# The porch is nearly done



## krough (Oct 7, 2004)

I think it is anyway. Ill probably add to it.

Done:
1. Spider scene ala ScareFX (thanks for a great idea ScareFX). Spinning spider victim on a mirror motor, 2 spiders on a wiper motor crank.
2. FCG is now on the porch, this way I dont blind my family and myself with all the UV lighting, and besides when the wind blows ever so slightly it looks really cool. Beef netting has a lot of uses one being making a curtain of sorts, the crank mechanism is above the FCG and even I cant see it.
3. The Bucky torso lights ala Terror Syndicate look really nice on those pillars, I know there are 4 pillars and only 2 lights, but there is always next year.
4. Batyboy has a place to call home now

To do:
1. Might add Boarded up windows
2. Giant spider on roof above spider scene

1st 2 rows of pics or so
http://www.grimvisions.com/new stuff.htm


----------



## Death's Door (Mar 22, 2006)

Nice pics Krough - Real good job!!!!!


----------



## ScareFX (Aug 18, 2004)

Cool! Looks great Krough! The night shots of the torso lights are terrific and Batboy looks right at home (and of course I really like the spider scene). 

It appears it's gonna be a great year out there in the pacific northwest!


----------



## Dr Morbius (Sep 21, 2004)

Those torso lamps look great on those pillars! Makes me wish I had a porch!

* Data records

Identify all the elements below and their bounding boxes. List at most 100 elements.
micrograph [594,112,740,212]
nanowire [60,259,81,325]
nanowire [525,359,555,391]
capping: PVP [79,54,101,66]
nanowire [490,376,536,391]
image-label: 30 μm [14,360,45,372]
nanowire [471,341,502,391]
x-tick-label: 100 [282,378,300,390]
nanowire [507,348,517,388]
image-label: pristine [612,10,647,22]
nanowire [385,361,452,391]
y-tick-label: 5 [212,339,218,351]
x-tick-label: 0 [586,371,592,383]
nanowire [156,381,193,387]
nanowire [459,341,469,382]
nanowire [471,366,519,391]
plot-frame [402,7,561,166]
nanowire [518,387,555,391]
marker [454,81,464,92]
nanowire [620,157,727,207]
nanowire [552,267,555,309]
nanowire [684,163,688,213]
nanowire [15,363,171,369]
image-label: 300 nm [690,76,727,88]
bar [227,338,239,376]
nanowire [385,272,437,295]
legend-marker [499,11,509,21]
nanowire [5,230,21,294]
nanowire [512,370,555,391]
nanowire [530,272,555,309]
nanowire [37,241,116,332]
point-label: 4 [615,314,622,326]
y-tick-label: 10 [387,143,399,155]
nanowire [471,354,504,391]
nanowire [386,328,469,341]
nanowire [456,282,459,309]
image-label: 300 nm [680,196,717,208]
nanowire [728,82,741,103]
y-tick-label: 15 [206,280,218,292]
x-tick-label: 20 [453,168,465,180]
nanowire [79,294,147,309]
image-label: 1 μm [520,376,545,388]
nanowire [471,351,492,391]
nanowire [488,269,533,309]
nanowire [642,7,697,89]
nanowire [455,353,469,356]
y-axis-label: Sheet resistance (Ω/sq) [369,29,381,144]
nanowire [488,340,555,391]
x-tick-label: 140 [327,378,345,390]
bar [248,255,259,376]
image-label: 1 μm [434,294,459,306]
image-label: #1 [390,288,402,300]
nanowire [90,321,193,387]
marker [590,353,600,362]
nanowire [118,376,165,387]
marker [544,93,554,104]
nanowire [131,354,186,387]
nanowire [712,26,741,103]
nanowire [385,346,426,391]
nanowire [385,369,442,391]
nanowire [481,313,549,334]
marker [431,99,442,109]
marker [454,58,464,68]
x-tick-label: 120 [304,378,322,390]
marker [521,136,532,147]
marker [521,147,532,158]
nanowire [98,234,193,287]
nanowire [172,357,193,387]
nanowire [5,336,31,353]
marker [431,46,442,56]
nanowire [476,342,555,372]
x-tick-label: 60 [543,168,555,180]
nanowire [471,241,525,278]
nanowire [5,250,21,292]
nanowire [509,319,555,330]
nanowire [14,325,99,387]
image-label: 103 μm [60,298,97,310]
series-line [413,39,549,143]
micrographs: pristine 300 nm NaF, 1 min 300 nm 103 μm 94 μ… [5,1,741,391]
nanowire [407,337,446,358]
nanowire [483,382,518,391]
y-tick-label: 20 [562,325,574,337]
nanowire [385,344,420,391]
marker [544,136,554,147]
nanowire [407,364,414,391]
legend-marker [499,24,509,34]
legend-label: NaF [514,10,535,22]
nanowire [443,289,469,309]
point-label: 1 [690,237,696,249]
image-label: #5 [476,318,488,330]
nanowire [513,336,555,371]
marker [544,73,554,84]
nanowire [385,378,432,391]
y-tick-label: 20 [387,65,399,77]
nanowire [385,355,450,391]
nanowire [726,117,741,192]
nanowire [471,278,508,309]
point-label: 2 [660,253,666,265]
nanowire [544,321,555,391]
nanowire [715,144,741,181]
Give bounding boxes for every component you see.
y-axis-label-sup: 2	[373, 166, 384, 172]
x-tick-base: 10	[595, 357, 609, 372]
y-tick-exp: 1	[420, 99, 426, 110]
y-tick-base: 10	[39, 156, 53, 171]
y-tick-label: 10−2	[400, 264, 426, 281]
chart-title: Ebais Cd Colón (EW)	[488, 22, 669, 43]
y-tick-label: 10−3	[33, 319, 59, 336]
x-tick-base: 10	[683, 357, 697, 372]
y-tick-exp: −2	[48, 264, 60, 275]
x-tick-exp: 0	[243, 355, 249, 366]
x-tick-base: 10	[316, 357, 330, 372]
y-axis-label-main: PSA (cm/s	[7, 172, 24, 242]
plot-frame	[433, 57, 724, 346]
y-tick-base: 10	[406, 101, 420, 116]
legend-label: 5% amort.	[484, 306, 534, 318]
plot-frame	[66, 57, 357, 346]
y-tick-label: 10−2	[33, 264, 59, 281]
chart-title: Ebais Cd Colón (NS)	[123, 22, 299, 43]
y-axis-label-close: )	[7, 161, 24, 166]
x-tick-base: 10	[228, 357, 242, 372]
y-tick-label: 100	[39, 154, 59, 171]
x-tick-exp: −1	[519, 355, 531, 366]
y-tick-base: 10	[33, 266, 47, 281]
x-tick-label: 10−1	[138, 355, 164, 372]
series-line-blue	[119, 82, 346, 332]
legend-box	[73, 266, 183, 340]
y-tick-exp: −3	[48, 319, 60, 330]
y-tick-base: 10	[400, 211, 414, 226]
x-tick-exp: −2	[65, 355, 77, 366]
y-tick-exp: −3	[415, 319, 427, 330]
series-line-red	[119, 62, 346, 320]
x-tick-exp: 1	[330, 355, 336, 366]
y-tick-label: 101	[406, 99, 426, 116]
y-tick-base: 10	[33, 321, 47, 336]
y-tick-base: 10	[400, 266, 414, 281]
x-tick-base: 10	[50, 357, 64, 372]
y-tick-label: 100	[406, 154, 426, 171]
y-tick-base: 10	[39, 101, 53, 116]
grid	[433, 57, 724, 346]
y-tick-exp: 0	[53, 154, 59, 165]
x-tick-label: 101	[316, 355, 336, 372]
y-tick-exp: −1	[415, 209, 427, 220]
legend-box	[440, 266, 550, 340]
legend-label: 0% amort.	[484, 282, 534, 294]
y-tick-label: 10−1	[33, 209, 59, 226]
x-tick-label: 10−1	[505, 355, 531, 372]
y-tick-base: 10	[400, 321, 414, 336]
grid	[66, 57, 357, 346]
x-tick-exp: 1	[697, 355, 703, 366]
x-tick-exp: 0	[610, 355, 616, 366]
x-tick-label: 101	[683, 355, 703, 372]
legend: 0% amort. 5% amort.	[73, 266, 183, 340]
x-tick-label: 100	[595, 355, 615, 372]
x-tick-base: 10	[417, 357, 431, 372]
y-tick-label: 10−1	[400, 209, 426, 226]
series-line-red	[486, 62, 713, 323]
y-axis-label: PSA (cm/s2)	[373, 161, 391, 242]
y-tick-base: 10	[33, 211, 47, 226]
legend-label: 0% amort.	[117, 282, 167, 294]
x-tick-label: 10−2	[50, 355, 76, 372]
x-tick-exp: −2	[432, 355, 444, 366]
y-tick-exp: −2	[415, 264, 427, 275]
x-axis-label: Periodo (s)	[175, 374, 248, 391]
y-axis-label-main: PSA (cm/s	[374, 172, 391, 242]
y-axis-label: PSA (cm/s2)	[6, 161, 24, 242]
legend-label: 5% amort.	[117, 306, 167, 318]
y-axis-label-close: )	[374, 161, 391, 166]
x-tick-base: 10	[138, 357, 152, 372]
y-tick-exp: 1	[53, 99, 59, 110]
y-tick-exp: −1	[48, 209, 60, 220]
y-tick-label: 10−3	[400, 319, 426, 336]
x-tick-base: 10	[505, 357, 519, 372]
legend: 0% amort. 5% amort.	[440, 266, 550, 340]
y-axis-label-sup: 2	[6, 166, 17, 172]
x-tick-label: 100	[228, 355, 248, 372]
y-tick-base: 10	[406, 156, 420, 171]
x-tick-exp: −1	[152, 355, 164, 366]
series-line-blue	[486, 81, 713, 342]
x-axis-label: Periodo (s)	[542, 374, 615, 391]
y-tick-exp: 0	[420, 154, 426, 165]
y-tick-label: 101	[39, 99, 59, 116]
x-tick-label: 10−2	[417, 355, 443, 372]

* What to do
Reproduce the porch thread word for word from "Cool! Looks great" to "(Sep 21, 2004)". Rely only on the porch thread, not on the rows.

* Result below
Cool! Looks great Krough! The night shots of the torso lights are terrific and Batboy looks right at home (and of course I really like the spider scene). 

It appears it's gonna be a great year out there in the pacific northwest!


----------



## Dr Morbius (Sep 21, 2004)